→ Working data:
## START

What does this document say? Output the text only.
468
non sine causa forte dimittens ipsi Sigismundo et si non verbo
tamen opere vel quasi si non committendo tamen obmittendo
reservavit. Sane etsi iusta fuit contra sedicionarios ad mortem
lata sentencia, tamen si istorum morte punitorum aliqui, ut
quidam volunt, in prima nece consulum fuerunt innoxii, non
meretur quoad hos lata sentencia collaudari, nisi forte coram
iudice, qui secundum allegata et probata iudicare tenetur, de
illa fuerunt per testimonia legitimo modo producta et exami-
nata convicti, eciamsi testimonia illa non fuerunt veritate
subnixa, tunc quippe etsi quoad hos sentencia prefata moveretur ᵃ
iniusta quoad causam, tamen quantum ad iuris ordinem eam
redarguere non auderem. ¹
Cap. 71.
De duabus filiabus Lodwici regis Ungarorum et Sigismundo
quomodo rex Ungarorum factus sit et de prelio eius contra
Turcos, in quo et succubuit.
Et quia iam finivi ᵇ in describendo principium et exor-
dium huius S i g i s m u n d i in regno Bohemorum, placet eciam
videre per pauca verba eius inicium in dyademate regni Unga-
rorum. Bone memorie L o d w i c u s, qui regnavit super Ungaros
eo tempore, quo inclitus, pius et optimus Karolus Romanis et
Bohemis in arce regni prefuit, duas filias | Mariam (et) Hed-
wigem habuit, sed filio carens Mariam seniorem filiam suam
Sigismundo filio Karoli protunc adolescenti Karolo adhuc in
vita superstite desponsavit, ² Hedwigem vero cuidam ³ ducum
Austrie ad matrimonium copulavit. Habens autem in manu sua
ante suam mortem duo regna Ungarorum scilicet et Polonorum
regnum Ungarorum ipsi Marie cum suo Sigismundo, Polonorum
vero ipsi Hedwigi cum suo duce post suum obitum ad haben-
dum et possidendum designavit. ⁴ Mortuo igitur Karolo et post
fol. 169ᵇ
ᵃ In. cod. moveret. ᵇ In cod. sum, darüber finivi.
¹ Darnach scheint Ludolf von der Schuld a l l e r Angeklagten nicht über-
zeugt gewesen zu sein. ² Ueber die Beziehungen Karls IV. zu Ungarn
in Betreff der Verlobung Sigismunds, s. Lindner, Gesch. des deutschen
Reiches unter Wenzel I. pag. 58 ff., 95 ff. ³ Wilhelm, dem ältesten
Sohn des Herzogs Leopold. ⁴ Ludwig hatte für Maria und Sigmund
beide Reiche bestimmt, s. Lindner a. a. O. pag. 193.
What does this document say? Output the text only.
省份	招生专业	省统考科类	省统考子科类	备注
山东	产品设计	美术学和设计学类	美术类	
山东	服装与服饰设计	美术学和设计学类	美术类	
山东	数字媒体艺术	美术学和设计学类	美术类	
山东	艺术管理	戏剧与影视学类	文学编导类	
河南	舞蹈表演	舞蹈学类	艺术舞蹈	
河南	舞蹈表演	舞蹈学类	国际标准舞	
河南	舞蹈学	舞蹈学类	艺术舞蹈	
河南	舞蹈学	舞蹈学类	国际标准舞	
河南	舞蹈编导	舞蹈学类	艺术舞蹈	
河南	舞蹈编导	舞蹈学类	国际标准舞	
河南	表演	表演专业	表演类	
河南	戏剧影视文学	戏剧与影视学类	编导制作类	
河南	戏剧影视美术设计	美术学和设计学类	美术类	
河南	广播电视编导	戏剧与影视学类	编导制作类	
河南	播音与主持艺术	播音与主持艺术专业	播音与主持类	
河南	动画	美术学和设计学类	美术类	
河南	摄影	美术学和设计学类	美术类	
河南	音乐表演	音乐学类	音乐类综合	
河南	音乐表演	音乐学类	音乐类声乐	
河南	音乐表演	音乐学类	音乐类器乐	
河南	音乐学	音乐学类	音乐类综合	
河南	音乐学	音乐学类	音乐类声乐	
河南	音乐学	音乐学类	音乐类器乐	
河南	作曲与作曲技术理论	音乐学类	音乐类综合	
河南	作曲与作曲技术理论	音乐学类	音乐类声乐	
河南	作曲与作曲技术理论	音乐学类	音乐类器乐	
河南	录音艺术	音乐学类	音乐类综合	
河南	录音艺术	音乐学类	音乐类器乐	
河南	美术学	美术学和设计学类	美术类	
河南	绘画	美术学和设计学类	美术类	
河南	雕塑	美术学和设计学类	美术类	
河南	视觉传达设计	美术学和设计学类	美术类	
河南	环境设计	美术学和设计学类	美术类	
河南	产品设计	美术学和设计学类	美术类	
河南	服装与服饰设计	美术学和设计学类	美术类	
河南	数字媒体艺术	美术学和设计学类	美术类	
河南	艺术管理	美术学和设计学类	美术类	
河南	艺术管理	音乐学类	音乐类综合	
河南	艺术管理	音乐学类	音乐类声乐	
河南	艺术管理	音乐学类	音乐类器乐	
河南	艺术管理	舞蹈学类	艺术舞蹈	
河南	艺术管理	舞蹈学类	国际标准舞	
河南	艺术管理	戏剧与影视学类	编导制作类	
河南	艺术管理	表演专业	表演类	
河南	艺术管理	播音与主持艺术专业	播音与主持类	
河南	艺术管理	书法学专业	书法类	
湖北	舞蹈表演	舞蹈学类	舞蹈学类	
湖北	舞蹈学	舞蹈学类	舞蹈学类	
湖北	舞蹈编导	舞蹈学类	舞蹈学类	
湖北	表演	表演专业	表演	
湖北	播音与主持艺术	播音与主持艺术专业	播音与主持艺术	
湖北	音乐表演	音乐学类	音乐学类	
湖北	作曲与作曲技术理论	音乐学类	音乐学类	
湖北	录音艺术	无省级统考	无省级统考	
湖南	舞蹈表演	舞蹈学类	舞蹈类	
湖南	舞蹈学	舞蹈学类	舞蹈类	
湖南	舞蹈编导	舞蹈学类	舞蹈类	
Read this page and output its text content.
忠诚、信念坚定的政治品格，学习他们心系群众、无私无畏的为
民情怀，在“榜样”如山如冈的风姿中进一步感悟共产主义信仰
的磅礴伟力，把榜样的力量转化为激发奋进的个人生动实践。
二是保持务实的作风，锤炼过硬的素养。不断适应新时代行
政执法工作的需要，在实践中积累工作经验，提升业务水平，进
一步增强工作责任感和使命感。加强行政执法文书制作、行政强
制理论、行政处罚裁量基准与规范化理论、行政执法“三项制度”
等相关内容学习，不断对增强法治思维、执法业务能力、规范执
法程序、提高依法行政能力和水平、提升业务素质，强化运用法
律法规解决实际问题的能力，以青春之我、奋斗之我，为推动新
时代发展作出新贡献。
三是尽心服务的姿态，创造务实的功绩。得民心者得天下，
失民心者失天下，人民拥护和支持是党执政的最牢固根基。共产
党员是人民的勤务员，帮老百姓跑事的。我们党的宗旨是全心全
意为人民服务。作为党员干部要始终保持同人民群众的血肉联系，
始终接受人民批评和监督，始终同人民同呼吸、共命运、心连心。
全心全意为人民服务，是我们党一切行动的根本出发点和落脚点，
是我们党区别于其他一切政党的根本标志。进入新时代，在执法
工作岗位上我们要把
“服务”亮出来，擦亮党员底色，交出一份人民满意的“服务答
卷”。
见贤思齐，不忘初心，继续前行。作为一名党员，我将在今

## END

→ Task:
Retype the material in full. Each word must match.

→ Task solution:
What does this document say? Output the text only.
468
non sine causa forte dimittens ipsi Sigismundo et si non verbo
tamen opere vel quasi si non committendo tamen obmittendo
reservavit. Sane etsi iusta fuit contra sedicionarios ad mortem
lata sentencia, tamen si istorum morte punitorum aliqui, ut
quidam volunt, in prima nece consulum fuerunt innoxii, non
meretur quoad hos lata sentencia collaudari, nisi forte coram
iudice, qui secundum allegata et probata iudicare tenetur, de
illa fuerunt per testimonia legitimo modo producta et exami-
nata convicti, eciamsi testimonia illa non fuerunt veritate
subnixa, tunc quippe etsi quoad hos sentencia prefata moveretur ᵃ
iniusta quoad causam, tamen quantum ad iuris ordinem eam
redarguere non auderem. ¹
Cap. 71.
De duabus filiabus Lodwici regis Ungarorum et Sigismundo
quomodo rex Ungarorum factus sit et de prelio eius contra
Turcos, in quo et succubuit.
Et quia iam finivi ᵇ in describendo principium et exor-
dium huius S i g i s m u n d i in regno Bohemorum, placet eciam
videre per pauca verba eius inicium in dyademate regni Unga-
rorum. Bone memorie L o d w i c u s, qui regnavit super Ungaros
eo tempore, quo inclitus, pius et optimus Karolus Romanis et
Bohemis in arce regni prefuit, duas filias | Mariam (et) Hed-
wigem habuit, sed filio carens Mariam seniorem filiam suam
Sigismundo filio Karoli protunc adolescenti Karolo adhuc in
vita superstite desponsavit, ² Hedwigem vero cuidam ³ ducum
Austrie ad matrimonium copulavit. Habens autem in manu sua
ante suam mortem duo regna Ungarorum scilicet et Polonorum
regnum Ungarorum ipsi Marie cum suo Sigismundo, Polonorum
vero ipsi Hedwigi cum suo duce post suum obitum ad haben-
dum et possidendum designavit. ⁴ Mortuo igitur Karolo et post
fol. 169ᵇ
ᵃ In. cod. moveret. ᵇ In cod. sum, darüber finivi.
¹ Darnach scheint Ludolf von der Schuld a l l e r Angeklagten nicht über-
zeugt gewesen zu sein. ² Ueber die Beziehungen Karls IV. zu Ungarn
in Betreff der Verlobung Sigismunds, s. Lindner, Gesch. des deutschen
Reiches unter Wenzel I. pag. 58 ff., 95 ff. ³ Wilhelm, dem ältesten
Sohn des Herzogs Leopold. ⁴ Ludwig hatte für Maria und Sigmund
beide Reiche bestimmt, s. Lindner a. a. O. pag. 193.
What does this document say? Output the text only.
省份	招生专业	省统考科类	省统考子科类	备注
山东	产品设计	美术学和设计学类	美术类	
山东	服装与服饰设计	美术学和设计学类	美术类	
山东	数字媒体艺术	美术学和设计学类	美术类	
山东	艺术管理	戏剧与影视学类	文学编导类	
河南	舞蹈表演	舞蹈学类	艺术舞蹈	
河南	舞蹈表演	舞蹈学类	国际标准舞	
河南	舞蹈学	舞蹈学类	艺术舞蹈	
河南	舞蹈学	舞蹈学类	国际标准舞	
河南	舞蹈编导	舞蹈学类	艺术舞蹈	
河南	舞蹈编导	舞蹈学类	国际标准舞	
河南	表演	表演专业	表演类	
河南	戏剧影视文学	戏剧与影视学类	编导制作类	
河南	戏剧影视美术设计	美术学和设计学类	美术类	
河南	广播电视编导	戏剧与影视学类	编导制作类	
河南	播音与主持艺术	播音与主持艺术专业	播音与主持类	
河南	动画	美术学和设计学类	美术类	
河南	摄影	美术学和设计学类	美术类	
河南	音乐表演	音乐学类	音乐类综合	
河南	音乐表演	音乐学类	音乐类声乐	
河南	音乐表演	音乐学类	音乐类器乐	
河南	音乐学	音乐学类	音乐类综合	
河南	音乐学	音乐学类	音乐类声乐	
河南	音乐学	音乐学类	音乐类器乐	
河南	作曲与作曲技术理论	音乐学类	音乐类综合	
河南	作曲与作曲技术理论	音乐学类	音乐类声乐	
河南	作曲与作曲技术理论	音乐学类	音乐类器乐	
河南	录音艺术	音乐学类	音乐类综合	
河南	录音艺术	音乐学类	音乐类器乐	
河南	美术学	美术学和设计学类	美术类	
河南	绘画	美术学和设计学类	美术类	
河南	雕塑	美术学和设计学类	美术类	
河南	视觉传达设计	美术学和设计学类	美术类	
河南	环境设计	美术学和设计学类	美术类	
河南	产品设计	美术学和设计学类	美术类	
河南	服装与服饰设计	美术学和设计学类	美术类	
河南	数字媒体艺术	美术学和设计学类	美术类	
河南	艺术管理	美术学和设计学类	美术类	
河南	艺术管理	音乐学类	音乐类综合	
河南	艺术管理	音乐学类	音乐类声乐	
河南	艺术管理	音乐学类	音乐类器乐	
河南	艺术管理	舞蹈学类	艺术舞蹈	
河南	艺术管理	舞蹈学类	国际标准舞	
河南	艺术管理	戏剧与影视学类	编导制作类	
河南	艺术管理	表演专业	表演类	
河南	艺术管理	播音与主持艺术专业	播音与主持类	
河南	艺术管理	书法学专业	书法类	
湖北	舞蹈表演	舞蹈学类	舞蹈学类	
湖北	舞蹈学	舞蹈学类	舞蹈学类	
湖北	舞蹈编导	舞蹈学类	舞蹈学类	
湖北	表演	表演专业	表演	
湖北	播音与主持艺术	播音与主持艺术专业	播音与主持艺术	
湖北	音乐表演	音乐学类	音乐学类	
湖北	作曲与作曲技术理论	音乐学类	音乐学类	
湖北	录音艺术	无省级统考	无省级统考	
湖南	舞蹈表演	舞蹈学类	舞蹈类	
湖南	舞蹈学	舞蹈学类	舞蹈类	
湖南	舞蹈编导	舞蹈学类	舞蹈类	
Read this page and output its text content.
忠诚、信念坚定的政治品格，学习他们心系群众、无私无畏的为
民情怀，在“榜样”如山如冈的风姿中进一步感悟共产主义信仰
的磅礴伟力，把榜样的力量转化为激发奋进的个人生动实践。
二是保持务实的作风，锤炼过硬的素养。不断适应新时代行
政执法工作的需要，在实践中积累工作经验，提升业务水平，进
一步增强工作责任感和使命感。加强行政执法文书制作、行政强
制理论、行政处罚裁量基准与规范化理论、行政执法“三项制度”
等相关内容学习，不断对增强法治思维、执法业务能力、规范执
法程序、提高依法行政能力和水平、提升业务素质，强化运用法
律法规解决实际问题的能力，以青春之我、奋斗之我，为推动新
时代发展作出新贡献。
三是尽心服务的姿态，创造务实的功绩。得民心者得天下，
失民心者失天下，人民拥护和支持是党执政的最牢固根基。共产
党员是人民的勤务员，帮老百姓跑事的。我们党的宗旨是全心全
意为人民服务。作为党员干部要始终保持同人民群众的血肉联系，
始终接受人民批评和监督，始终同人民同呼吸、共命运、心连心。
全心全意为人民服务，是我们党一切行动的根本出发点和落脚点，
是我们党区别于其他一切政党的根本标志。进入新时代，在执法
工作岗位上我们要把
“服务”亮出来，擦亮党员底色，交出一份人民满意的“服务答
卷”。
见贤思齐，不忘初心，继续前行。作为一名党员，我将在今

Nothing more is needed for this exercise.